● **Directions**:
Locate the word "households" in the data below, then copy every line that holds it.

● **Source data**:

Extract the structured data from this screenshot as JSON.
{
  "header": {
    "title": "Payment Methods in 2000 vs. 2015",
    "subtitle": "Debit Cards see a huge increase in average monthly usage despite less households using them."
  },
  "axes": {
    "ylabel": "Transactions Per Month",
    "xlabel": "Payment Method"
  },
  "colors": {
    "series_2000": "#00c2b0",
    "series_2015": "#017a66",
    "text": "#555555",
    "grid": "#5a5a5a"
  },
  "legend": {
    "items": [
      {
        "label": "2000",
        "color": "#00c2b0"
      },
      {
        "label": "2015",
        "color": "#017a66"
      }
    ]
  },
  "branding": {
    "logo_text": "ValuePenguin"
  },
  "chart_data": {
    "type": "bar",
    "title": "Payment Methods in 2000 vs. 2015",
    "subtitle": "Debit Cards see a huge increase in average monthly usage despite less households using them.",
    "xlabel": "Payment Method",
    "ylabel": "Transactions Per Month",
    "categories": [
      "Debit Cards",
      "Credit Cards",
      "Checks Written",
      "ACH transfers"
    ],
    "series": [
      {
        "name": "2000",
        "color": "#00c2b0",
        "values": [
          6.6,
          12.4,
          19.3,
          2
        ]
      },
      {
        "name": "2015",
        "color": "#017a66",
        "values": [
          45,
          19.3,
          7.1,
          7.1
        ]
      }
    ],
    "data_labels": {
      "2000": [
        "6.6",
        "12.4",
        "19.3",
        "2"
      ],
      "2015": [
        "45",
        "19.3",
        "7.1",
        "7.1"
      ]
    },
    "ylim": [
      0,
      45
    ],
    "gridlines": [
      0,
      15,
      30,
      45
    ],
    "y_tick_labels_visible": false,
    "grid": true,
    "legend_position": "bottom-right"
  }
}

● **Task answer**:
    "subtitle": "Debit Cards see a huge increase in average monthly usage despite less households using them."
    "subtitle": "Debit Cards see a huge increase in average monthly usage despite less households using them.",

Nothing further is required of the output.